Data excerpts>

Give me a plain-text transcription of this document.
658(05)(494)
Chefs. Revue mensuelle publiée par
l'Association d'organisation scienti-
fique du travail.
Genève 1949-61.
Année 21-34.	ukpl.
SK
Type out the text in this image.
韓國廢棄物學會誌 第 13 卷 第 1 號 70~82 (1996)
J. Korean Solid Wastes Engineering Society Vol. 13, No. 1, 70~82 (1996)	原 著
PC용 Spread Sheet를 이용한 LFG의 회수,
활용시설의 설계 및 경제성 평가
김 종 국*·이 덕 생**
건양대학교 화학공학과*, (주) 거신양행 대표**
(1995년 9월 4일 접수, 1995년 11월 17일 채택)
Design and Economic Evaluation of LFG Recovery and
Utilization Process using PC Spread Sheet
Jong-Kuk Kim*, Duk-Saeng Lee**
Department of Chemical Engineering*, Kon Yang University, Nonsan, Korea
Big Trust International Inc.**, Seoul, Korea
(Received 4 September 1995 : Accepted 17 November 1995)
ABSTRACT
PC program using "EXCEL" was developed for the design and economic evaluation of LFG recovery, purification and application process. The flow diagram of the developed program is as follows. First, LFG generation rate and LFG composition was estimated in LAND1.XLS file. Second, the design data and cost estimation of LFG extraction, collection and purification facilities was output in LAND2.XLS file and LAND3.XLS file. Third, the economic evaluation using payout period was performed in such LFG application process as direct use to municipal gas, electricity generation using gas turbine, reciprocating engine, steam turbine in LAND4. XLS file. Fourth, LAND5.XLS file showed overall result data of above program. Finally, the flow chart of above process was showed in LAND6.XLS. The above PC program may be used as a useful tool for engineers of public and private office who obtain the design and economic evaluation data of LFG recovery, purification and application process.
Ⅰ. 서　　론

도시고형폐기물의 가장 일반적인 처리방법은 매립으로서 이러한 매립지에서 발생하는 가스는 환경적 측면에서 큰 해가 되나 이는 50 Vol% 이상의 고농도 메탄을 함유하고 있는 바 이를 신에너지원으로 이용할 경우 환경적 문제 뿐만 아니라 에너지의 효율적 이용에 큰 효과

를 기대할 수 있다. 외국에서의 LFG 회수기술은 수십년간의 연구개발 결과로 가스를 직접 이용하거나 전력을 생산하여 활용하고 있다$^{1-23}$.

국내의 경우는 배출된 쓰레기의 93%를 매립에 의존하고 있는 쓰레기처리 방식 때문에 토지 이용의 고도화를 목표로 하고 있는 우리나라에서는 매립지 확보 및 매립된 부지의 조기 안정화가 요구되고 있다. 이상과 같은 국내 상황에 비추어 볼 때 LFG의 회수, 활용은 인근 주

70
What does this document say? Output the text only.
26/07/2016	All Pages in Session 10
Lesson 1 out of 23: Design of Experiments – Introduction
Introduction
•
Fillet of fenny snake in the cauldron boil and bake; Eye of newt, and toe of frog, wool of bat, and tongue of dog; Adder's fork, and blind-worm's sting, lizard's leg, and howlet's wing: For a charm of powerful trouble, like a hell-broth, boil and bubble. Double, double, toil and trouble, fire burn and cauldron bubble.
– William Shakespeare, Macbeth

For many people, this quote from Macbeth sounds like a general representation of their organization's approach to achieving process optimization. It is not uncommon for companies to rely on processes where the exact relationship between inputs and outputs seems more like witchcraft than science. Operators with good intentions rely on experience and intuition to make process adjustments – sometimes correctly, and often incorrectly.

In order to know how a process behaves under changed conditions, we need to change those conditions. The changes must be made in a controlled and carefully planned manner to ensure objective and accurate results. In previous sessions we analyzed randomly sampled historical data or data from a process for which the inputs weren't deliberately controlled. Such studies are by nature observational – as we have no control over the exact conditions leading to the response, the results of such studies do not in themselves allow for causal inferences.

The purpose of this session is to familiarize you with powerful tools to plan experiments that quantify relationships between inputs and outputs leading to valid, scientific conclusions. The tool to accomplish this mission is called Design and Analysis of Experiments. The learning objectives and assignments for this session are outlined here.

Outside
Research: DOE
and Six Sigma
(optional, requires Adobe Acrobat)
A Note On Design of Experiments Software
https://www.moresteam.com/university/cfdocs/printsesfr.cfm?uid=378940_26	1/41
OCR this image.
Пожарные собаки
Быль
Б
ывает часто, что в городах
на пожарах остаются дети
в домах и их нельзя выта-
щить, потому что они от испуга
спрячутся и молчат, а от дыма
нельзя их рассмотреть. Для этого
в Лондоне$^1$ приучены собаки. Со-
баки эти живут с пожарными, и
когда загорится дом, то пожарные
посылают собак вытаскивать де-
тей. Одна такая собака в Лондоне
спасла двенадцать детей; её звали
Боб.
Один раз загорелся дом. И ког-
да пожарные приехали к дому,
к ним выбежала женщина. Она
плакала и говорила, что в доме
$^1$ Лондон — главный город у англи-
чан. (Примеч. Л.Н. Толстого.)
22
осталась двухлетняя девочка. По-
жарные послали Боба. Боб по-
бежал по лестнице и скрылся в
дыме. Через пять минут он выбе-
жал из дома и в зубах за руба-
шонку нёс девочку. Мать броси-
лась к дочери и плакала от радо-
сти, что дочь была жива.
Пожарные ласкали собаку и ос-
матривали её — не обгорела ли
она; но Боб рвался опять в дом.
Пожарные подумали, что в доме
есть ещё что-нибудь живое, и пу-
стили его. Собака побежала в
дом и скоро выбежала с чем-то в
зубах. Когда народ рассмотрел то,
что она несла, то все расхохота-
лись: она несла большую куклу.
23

Exercise>
Each record must be returned exactly as it is written.

Finished exercise>
Give me a plain-text transcription of this document.
658(05)(494)
Chefs. Revue mensuelle publiée par
l'Association d'organisation scienti-
fique du travail.
Genève 1949-61.
Année 21-34.	ukpl.
SK
Type out the text in this image.
韓國廢棄物學會誌 第 13 卷 第 1 號 70~82 (1996)
J. Korean Solid Wastes Engineering Society Vol. 13, No. 1, 70~82 (1996)	原 著
PC용 Spread Sheet를 이용한 LFG의 회수,
활용시설의 설계 및 경제성 평가
김 종 국*·이 덕 생**
건양대학교 화학공학과*, (주) 거신양행 대표**
(1995년 9월 4일 접수, 1995년 11월 17일 채택)
Design and Economic Evaluation of LFG Recovery and
Utilization Process using PC Spread Sheet
Jong-Kuk Kim*, Duk-Saeng Lee**
Department of Chemical Engineering*, Kon Yang University, Nonsan, Korea
Big Trust International Inc.**, Seoul, Korea
(Received 4 September 1995 : Accepted 17 November 1995)
ABSTRACT
PC program using "EXCEL" was developed for the design and economic evaluation of LFG recovery, purification and application process. The flow diagram of the developed program is as follows. First, LFG generation rate and LFG composition was estimated in LAND1.XLS file. Second, the design data and cost estimation of LFG extraction, collection and purification facilities was output in LAND2.XLS file and LAND3.XLS file. Third, the economic evaluation using payout period was performed in such LFG application process as direct use to municipal gas, electricity generation using gas turbine, reciprocating engine, steam turbine in LAND4. XLS file. Fourth, LAND5.XLS file showed overall result data of above program. Finally, the flow chart of above process was showed in LAND6.XLS. The above PC program may be used as a useful tool for engineers of public and private office who obtain the design and economic evaluation data of LFG recovery, purification and application process.
Ⅰ. 서　　론

도시고형폐기물의 가장 일반적인 처리방법은 매립으로서 이러한 매립지에서 발생하는 가스는 환경적 측면에서 큰 해가 되나 이는 50 Vol% 이상의 고농도 메탄을 함유하고 있는 바 이를 신에너지원으로 이용할 경우 환경적 문제 뿐만 아니라 에너지의 효율적 이용에 큰 효과

를 기대할 수 있다. 외국에서의 LFG 회수기술은 수십년간의 연구개발 결과로 가스를 직접 이용하거나 전력을 생산하여 활용하고 있다$^{1-23}$.

국내의 경우는 배출된 쓰레기의 93%를 매립에 의존하고 있는 쓰레기처리 방식 때문에 토지 이용의 고도화를 목표로 하고 있는 우리나라에서는 매립지 확보 및 매립된 부지의 조기 안정화가 요구되고 있다. 이상과 같은 국내 상황에 비추어 볼 때 LFG의 회수, 활용은 인근 주

70
What does this document say? Output the text only.
26/07/2016	All Pages in Session 10
Lesson 1 out of 23: Design of Experiments – Introduction
Introduction
•
Fillet of fenny snake in the cauldron boil and bake; Eye of newt, and toe of frog, wool of bat, and tongue of dog; Adder's fork, and blind-worm's sting, lizard's leg, and howlet's wing: For a charm of powerful trouble, like a hell-broth, boil and bubble. Double, double, toil and trouble, fire burn and cauldron bubble.
– William Shakespeare, Macbeth

For many people, this quote from Macbeth sounds like a general representation of their organization's approach to achieving process optimization. It is not uncommon for companies to rely on processes where the exact relationship between inputs and outputs seems more like witchcraft than science. Operators with good intentions rely on experience and intuition to make process adjustments – sometimes correctly, and often incorrectly.

In order to know how a process behaves under changed conditions, we need to change those conditions. The changes must be made in a controlled and carefully planned manner to ensure objective and accurate results. In previous sessions we analyzed randomly sampled historical data or data from a process for which the inputs weren't deliberately controlled. Such studies are by nature observational – as we have no control over the exact conditions leading to the response, the results of such studies do not in themselves allow for causal inferences.

The purpose of this session is to familiarize you with powerful tools to plan experiments that quantify relationships between inputs and outputs leading to valid, scientific conclusions. The tool to accomplish this mission is called Design and Analysis of Experiments. The learning objectives and assignments for this session are outlined here.

Outside
Research: DOE
and Six Sigma
(optional, requires Adobe Acrobat)
A Note On Design of Experiments Software
https://www.moresteam.com/university/cfdocs/printsesfr.cfm?uid=378940_26	1/41
OCR this image.
Пожарные собаки
Быль
Б
ывает часто, что в городах
на пожарах остаются дети
в домах и их нельзя выта-
щить, потому что они от испуга
спрячутся и молчат, а от дыма
нельзя их рассмотреть. Для этого
в Лондоне$^1$ приучены собаки. Со-
баки эти живут с пожарными, и
когда загорится дом, то пожарные
посылают собак вытаскивать де-
тей. Одна такая собака в Лондоне
спасла двенадцать детей; её звали
Боб.
Один раз загорелся дом. И ког-
да пожарные приехали к дому,
к ним выбежала женщина. Она
плакала и говорила, что в доме
$^1$ Лондон — главный город у англи-
чан. (Примеч. Л.Н. Толстого.)
22
осталась двухлетняя девочка. По-
жарные послали Боба. Боб по-
бежал по лестнице и скрылся в
дыме. Через пять минут он выбе-
жал из дома и в зубах за руба-
шонку нёс девочку. Мать броси-
лась к дочери и плакала от радо-
сти, что дочь была жива.
Пожарные ласкали собаку и ос-
матривали её — не обгорела ли
она; но Боб рвался опять в дом.
Пожарные подумали, что в доме
есть ещё что-нибудь живое, и пу-
стили его. Собака побежала в
дом и скоро выбежала с чем-то в
зубах. Когда народ рассмотрел то,
что она несла, то все расхохота-
лись: она несла большую куклу.
23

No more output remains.